┏━━

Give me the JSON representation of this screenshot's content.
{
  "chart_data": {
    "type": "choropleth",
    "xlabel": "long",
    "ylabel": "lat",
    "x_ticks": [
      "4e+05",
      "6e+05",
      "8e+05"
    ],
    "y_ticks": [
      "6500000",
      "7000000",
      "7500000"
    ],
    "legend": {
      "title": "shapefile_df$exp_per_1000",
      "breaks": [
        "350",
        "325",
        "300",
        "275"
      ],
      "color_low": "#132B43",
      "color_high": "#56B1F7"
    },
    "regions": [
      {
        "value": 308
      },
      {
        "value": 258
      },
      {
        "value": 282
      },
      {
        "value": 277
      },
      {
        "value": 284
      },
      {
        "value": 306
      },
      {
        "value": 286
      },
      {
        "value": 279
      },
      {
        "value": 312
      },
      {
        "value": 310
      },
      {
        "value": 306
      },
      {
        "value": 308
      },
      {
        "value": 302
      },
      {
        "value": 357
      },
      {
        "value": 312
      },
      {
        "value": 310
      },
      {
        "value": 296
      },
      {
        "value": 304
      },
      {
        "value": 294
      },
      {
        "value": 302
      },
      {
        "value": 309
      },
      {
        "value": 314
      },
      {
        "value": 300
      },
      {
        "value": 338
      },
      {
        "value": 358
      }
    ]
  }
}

┗━━

» Set exercise
Set down all of the records shown above once more, exactly.

» Full output
Give me the JSON representation of this screenshot's content.
{
  "chart_data": {
    "type": "choropleth",
    "xlabel": "long",
    "ylabel": "lat",
    "x_ticks": [
      "4e+05",
      "6e+05",
      "8e+05"
    ],
    "y_ticks": [
      "6500000",
      "7000000",
      "7500000"
    ],
    "legend": {
      "title": "shapefile_df$exp_per_1000",
      "breaks": [
        "350",
        "325",
        "300",
        "275"
      ],
      "color_low": "#132B43",
      "color_high": "#56B1F7"
    },
    "regions": [
      {
        "value": 308
      },
      {
        "value": 258
      },
      {
        "value": 282
      },
      {
        "value": 277
      },
      {
        "value": 284
      },
      {
        "value": 306
      },
      {
        "value": 286
      },
      {
        "value": 279
      },
      {
        "value": 312
      },
      {
        "value": 310
      },
      {
        "value": 306
      },
      {
        "value": 308
      },
      {
        "value": 302
      },
      {
        "value": 357
      },
      {
        "value": 312
      },
      {
        "value": 310
      },
      {
        "value": 296
      },
      {
        "value": 304
      },
      {
        "value": 294
      },
      {
        "value": 302
      },
      {
        "value": 309
      },
      {
        "value": 314
      },
      {
        "value": 300
      },
      {
        "value": 338
      },
      {
        "value": 358
      }
    ]
  }
}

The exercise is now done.